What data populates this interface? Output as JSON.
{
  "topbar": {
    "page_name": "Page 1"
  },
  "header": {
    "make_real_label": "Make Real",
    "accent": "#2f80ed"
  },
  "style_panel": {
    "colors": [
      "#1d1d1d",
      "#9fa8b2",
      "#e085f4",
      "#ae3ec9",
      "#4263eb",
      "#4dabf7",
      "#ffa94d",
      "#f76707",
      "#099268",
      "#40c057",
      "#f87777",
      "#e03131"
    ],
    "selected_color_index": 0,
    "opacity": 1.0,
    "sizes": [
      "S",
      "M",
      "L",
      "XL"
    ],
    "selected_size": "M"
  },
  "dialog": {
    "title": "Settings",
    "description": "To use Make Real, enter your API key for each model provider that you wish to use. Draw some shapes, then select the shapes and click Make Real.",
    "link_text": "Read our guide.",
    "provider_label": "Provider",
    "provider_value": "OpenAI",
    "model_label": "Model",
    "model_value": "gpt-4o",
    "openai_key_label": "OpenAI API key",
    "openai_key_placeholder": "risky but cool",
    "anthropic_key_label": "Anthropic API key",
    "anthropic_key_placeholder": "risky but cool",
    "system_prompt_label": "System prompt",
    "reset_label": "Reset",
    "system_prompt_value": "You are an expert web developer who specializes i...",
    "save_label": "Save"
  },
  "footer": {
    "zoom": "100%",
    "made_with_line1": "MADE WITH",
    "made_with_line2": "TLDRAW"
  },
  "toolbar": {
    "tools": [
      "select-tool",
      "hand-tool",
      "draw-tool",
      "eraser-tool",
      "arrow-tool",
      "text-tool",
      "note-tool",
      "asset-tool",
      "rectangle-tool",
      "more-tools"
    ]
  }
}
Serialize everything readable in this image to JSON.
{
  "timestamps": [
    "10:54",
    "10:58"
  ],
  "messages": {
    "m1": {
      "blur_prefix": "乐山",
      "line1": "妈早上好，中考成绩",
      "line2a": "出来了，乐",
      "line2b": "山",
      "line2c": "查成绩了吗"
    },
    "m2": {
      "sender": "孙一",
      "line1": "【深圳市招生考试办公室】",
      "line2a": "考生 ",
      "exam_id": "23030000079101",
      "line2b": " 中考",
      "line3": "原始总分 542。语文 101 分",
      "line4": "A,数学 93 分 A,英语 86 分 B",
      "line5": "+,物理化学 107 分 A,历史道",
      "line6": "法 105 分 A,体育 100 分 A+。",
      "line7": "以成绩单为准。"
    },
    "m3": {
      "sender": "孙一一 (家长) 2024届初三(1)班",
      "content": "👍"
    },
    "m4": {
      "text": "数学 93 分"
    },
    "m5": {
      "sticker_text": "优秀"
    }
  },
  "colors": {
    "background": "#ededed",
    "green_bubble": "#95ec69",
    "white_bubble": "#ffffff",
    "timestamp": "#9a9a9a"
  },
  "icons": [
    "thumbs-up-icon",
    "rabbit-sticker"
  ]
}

## Task description:
Where a line in the entries holds "risky", copy that line.

## Answer to this task:
    "openai_key_placeholder": "risky but cool",
    "anthropic_key_placeholder": "risky but cool",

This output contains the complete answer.